Exercise directions =
Scan the lines below for the word "JSON". Copy each line you find it in.

--- BEGIN Records ---

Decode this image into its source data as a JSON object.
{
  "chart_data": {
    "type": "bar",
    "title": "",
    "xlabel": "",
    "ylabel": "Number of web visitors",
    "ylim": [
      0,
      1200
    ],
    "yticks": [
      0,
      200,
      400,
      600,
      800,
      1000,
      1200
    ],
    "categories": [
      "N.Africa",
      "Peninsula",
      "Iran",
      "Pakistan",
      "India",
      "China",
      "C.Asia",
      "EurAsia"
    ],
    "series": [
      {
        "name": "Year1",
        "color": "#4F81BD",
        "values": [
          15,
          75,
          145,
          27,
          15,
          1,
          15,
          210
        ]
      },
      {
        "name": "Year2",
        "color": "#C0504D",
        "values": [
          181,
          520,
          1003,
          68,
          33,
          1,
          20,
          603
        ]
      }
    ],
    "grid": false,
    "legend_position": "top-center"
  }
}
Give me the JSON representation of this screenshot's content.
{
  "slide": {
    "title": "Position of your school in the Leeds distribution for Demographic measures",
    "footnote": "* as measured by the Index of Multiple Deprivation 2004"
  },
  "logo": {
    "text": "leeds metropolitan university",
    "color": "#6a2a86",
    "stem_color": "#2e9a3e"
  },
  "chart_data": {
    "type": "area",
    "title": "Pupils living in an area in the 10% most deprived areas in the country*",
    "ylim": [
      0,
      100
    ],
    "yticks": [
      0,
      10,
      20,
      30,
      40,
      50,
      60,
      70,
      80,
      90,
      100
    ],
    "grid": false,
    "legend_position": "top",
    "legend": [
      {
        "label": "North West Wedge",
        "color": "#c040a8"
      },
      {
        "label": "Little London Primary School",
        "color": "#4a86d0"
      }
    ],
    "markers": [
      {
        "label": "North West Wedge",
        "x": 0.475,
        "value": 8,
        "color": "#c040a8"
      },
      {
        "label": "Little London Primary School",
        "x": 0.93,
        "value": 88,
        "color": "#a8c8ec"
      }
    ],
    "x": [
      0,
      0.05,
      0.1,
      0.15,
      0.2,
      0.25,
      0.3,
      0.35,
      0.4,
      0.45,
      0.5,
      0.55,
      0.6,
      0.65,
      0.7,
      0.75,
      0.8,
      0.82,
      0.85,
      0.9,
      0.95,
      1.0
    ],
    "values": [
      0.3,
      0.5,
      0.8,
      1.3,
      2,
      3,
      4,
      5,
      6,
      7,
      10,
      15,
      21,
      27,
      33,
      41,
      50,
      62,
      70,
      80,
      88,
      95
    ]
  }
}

--- END Records ---

Reply =
Decode this image into its source data as a JSON object.
Give me the JSON representation of this screenshot's content.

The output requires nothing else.